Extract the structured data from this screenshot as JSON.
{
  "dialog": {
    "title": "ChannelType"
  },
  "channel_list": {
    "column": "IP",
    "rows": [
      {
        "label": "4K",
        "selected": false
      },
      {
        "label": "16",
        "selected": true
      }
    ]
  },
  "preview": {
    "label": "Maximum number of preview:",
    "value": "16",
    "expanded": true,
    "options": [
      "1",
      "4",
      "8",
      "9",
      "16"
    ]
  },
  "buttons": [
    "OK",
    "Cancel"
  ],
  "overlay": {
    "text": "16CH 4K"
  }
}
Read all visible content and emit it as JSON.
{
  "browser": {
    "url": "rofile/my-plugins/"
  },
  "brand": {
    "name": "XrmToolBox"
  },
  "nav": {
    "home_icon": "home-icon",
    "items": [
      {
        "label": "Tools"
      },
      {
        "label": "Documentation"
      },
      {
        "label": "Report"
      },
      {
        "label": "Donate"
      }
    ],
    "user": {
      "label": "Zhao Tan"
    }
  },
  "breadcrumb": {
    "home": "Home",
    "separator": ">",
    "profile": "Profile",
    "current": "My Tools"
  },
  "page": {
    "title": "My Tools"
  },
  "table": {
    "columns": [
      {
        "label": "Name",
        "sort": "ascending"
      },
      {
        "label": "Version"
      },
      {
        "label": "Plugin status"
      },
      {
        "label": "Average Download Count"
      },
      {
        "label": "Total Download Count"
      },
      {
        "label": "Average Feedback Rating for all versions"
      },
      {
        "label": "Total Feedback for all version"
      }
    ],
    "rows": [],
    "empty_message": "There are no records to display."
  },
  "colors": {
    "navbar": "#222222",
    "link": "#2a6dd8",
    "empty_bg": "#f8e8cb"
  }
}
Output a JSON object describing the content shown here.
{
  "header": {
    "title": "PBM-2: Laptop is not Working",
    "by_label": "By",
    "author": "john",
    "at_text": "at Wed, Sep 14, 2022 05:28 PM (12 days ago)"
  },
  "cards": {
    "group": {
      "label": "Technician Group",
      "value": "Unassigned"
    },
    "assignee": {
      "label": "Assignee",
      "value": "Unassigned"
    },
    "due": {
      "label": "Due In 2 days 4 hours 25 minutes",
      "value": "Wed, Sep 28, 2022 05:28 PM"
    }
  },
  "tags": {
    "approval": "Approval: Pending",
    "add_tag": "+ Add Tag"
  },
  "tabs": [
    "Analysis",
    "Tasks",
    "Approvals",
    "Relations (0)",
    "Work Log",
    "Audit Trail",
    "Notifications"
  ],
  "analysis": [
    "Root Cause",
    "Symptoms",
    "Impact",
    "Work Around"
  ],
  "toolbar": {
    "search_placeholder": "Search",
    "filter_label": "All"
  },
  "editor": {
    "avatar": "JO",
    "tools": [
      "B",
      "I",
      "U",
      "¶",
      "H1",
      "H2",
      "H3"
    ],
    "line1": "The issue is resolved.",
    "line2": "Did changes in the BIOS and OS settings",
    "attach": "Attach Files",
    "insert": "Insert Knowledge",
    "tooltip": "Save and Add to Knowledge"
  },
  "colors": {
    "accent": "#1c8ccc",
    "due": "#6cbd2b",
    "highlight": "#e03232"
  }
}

::::::::

Only lines with the word "Total" should be collected from the material.

        "label": "Total Download Count"
        "label": "Total Feedback for all version"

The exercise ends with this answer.